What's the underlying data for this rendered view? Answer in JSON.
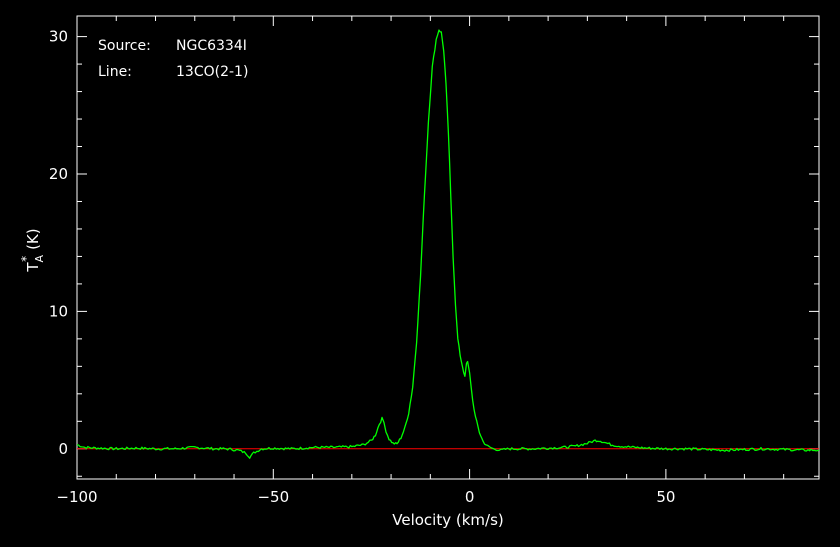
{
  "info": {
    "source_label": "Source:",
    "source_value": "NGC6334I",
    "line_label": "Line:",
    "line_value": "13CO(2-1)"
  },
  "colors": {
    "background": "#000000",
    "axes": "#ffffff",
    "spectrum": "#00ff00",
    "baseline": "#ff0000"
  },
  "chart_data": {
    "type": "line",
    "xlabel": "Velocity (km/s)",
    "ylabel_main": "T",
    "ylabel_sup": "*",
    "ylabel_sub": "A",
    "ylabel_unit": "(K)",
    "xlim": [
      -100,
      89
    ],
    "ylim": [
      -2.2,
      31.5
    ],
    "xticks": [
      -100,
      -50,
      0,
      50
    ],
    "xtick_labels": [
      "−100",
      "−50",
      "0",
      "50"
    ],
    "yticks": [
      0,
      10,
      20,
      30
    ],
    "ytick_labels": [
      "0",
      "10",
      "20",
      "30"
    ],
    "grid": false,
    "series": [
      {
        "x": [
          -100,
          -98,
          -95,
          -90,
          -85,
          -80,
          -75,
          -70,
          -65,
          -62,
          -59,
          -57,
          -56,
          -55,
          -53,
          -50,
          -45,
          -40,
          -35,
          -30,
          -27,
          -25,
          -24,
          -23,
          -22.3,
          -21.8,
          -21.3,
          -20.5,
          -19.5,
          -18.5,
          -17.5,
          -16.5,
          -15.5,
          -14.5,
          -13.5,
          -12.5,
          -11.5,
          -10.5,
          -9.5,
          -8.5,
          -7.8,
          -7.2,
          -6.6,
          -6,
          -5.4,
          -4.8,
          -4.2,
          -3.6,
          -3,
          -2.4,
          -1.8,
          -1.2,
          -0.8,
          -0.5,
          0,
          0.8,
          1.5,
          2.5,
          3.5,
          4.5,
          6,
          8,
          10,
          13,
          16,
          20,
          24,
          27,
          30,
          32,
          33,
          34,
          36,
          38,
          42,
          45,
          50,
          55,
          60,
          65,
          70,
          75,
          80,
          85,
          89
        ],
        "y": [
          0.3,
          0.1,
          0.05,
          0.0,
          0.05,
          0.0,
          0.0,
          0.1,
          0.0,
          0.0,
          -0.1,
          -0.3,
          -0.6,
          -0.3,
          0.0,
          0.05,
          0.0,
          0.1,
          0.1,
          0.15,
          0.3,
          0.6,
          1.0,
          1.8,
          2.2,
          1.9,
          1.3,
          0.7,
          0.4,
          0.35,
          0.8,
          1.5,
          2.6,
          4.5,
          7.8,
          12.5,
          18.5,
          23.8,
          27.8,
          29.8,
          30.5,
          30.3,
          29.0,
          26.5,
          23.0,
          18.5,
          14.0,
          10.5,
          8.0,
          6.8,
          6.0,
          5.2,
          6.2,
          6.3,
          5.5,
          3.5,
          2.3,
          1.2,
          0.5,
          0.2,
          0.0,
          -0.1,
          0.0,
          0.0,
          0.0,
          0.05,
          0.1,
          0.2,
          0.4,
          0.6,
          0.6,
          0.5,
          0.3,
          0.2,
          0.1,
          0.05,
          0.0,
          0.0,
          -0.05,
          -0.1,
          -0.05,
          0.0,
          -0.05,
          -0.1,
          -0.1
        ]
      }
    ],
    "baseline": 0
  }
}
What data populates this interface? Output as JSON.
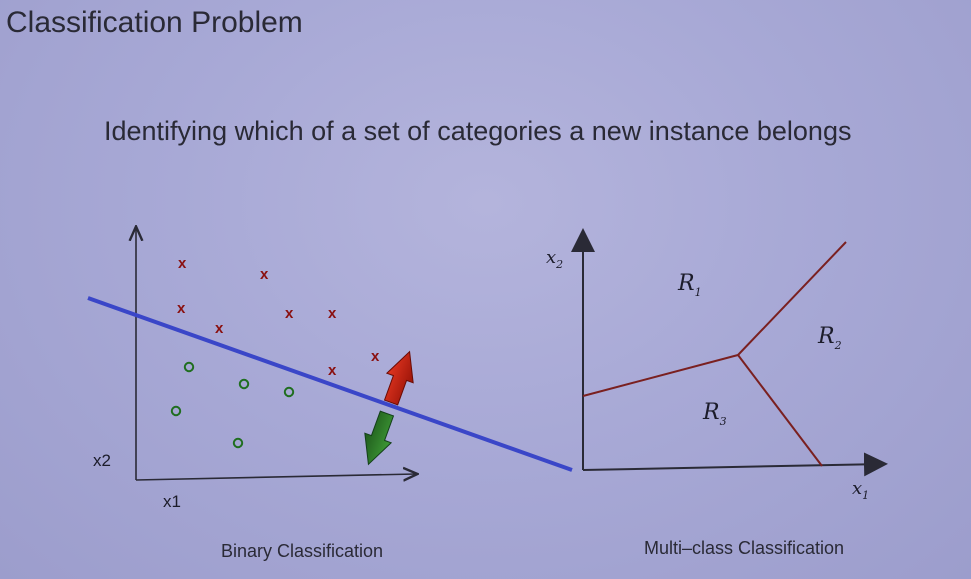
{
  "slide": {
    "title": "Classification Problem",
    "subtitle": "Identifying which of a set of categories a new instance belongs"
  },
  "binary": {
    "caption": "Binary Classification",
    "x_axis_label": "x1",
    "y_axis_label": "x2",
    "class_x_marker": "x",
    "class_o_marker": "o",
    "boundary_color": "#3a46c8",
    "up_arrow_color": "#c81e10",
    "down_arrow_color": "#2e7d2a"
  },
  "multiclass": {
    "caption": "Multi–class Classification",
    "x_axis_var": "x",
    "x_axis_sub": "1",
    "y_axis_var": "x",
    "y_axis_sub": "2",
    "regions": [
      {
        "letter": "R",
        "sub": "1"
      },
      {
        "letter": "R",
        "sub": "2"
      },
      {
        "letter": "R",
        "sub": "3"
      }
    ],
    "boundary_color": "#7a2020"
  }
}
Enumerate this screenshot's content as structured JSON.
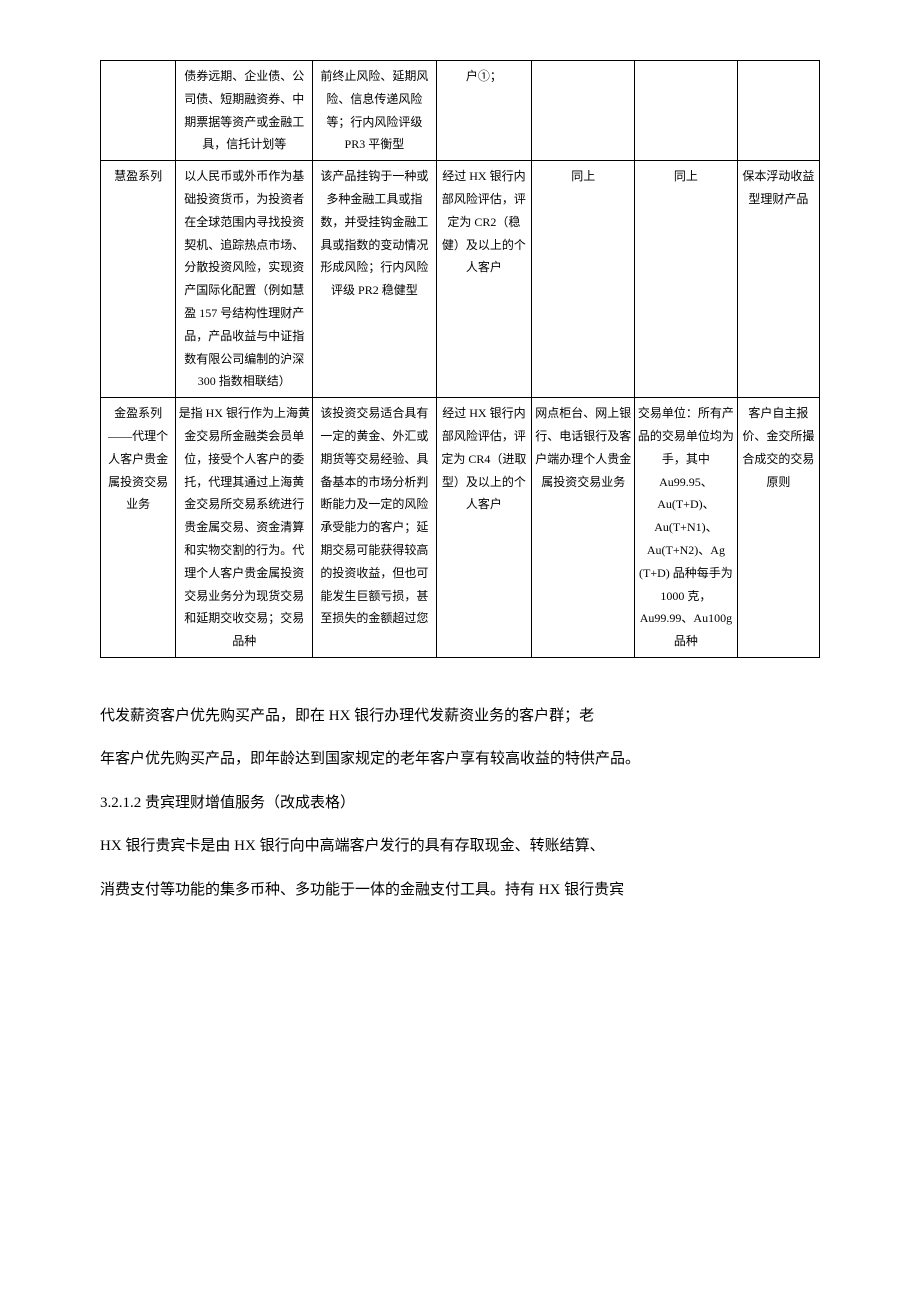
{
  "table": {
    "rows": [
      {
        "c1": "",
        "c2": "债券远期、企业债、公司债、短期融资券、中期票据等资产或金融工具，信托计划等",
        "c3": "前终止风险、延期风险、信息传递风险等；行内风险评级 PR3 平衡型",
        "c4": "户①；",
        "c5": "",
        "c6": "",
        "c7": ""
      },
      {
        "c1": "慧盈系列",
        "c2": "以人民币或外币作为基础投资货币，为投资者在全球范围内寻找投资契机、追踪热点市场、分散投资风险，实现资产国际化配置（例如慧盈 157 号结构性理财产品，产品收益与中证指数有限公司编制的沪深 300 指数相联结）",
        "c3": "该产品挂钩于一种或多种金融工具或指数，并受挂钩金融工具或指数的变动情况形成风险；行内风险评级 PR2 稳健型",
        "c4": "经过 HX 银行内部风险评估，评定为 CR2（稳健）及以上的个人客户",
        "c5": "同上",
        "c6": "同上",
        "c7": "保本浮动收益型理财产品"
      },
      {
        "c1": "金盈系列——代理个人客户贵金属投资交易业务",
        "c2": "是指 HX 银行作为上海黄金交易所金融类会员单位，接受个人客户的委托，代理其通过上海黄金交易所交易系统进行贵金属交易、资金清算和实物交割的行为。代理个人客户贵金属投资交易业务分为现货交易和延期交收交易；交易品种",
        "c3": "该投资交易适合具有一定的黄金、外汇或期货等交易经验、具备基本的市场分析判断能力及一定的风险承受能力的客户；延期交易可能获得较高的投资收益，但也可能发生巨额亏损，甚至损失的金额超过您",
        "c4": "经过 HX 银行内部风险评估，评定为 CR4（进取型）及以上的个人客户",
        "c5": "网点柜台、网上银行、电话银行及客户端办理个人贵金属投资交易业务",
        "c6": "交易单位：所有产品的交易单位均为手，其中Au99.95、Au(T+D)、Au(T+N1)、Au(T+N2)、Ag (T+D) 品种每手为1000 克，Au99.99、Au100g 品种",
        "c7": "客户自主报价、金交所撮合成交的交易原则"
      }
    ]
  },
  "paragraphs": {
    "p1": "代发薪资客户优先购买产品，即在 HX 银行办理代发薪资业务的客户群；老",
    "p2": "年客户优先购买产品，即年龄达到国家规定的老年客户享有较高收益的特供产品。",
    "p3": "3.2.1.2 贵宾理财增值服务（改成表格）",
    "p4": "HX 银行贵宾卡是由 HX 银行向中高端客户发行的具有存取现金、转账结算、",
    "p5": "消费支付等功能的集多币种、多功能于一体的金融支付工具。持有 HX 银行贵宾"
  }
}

★ ★ ★

◆ What to work on
Starting at the line that contains "Enumerate this screenshot's", retype each line through the final one in the listing, with both ends kept and the pictures omitted.

◆ Solution
Enumerate this screenshot's content as structured JSON.
{
  "table": {
    "rows": [
      {
        "c1": "",
        "c2": "债券远期、企业债、公司债、短期融资券、中期票据等资产或金融工具，信托计划等",
        "c3": "前终止风险、延期风险、信息传递风险等；行内风险评级 PR3 平衡型",
        "c4": "户①；",
        "c5": "",
        "c6": "",
        "c7": ""
      },
      {
        "c1": "慧盈系列",
        "c2": "以人民币或外币作为基础投资货币，为投资者在全球范围内寻找投资契机、追踪热点市场、分散投资风险，实现资产国际化配置（例如慧盈 157 号结构性理财产品，产品收益与中证指数有限公司编制的沪深 300 指数相联结）",
        "c3": "该产品挂钩于一种或多种金融工具或指数，并受挂钩金融工具或指数的变动情况形成风险；行内风险评级 PR2 稳健型",
        "c4": "经过 HX 银行内部风险评估，评定为 CR2（稳健）及以上的个人客户",
        "c5": "同上",
        "c6": "同上",
        "c7": "保本浮动收益型理财产品"
      },
      {
        "c1": "金盈系列——代理个人客户贵金属投资交易业务",
        "c2": "是指 HX 银行作为上海黄金交易所金融类会员单位，接受个人客户的委托，代理其通过上海黄金交易所交易系统进行贵金属交易、资金清算和实物交割的行为。代理个人客户贵金属投资交易业务分为现货交易和延期交收交易；交易品种",
        "c3": "该投资交易适合具有一定的黄金、外汇或期货等交易经验、具备基本的市场分析判断能力及一定的风险承受能力的客户；延期交易可能获得较高的投资收益，但也可能发生巨额亏损，甚至损失的金额超过您",
        "c4": "经过 HX 银行内部风险评估，评定为 CR4（进取型）及以上的个人客户",
        "c5": "网点柜台、网上银行、电话银行及客户端办理个人贵金属投资交易业务",
        "c6": "交易单位：所有产品的交易单位均为手，其中Au99.95、Au(T+D)、Au(T+N1)、Au(T+N2)、Ag (T+D) 品种每手为1000 克，Au99.99、Au100g 品种",
        "c7": "客户自主报价、金交所撮合成交的交易原则"
      }
    ]
  },
  "paragraphs": {
    "p1": "代发薪资客户优先购买产品，即在 HX 银行办理代发薪资业务的客户群；老",
    "p2": "年客户优先购买产品，即年龄达到国家规定的老年客户享有较高收益的特供产品。",
    "p3": "3.2.1.2 贵宾理财增值服务（改成表格）",
    "p4": "HX 银行贵宾卡是由 HX 银行向中高端客户发行的具有存取现金、转账结算、",
    "p5": "消费支付等功能的集多币种、多功能于一体的金融支付工具。持有 HX 银行贵宾"
  }
}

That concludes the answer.